YOUR GOAL ▸ Extract each line from the entries below that has the string "Applied" in it.

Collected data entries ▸
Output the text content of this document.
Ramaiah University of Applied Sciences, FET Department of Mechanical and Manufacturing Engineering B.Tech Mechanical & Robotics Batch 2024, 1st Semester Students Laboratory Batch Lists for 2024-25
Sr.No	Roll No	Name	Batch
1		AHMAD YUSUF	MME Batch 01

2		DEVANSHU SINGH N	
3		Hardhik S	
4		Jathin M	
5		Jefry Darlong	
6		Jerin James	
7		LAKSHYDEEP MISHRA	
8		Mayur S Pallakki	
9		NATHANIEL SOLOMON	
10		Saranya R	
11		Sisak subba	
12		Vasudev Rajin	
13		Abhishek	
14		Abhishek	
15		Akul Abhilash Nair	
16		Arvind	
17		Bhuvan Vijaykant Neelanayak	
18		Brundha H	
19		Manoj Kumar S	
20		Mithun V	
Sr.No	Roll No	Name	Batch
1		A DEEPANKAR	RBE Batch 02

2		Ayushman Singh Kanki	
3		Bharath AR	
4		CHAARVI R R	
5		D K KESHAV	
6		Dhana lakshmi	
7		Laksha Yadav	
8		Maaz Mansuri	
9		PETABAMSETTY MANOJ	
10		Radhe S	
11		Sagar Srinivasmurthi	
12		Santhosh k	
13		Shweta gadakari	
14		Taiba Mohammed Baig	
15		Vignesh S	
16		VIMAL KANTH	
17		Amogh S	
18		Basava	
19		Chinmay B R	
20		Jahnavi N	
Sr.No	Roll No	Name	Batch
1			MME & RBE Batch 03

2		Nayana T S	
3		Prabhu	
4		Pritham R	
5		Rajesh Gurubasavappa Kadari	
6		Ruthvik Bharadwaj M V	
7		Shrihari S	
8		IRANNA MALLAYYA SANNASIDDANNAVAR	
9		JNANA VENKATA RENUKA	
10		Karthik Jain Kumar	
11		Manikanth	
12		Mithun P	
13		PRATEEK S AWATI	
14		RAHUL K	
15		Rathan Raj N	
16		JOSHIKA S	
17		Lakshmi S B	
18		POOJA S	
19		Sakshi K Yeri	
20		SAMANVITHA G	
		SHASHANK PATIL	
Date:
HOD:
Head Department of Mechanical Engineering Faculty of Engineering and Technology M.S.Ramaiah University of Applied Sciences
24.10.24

REPLY ▸
Ramaiah University of Applied Sciences, FET Department of Mechanical and Manufacturing Engineering B.Tech Mechanical & Robotics Batch 2024, 1st Semester Students Laboratory Batch Lists for 2024-25
Head Department of Mechanical Engineering Faculty of Engineering and Technology M.S.Ramaiah University of Applied Sciences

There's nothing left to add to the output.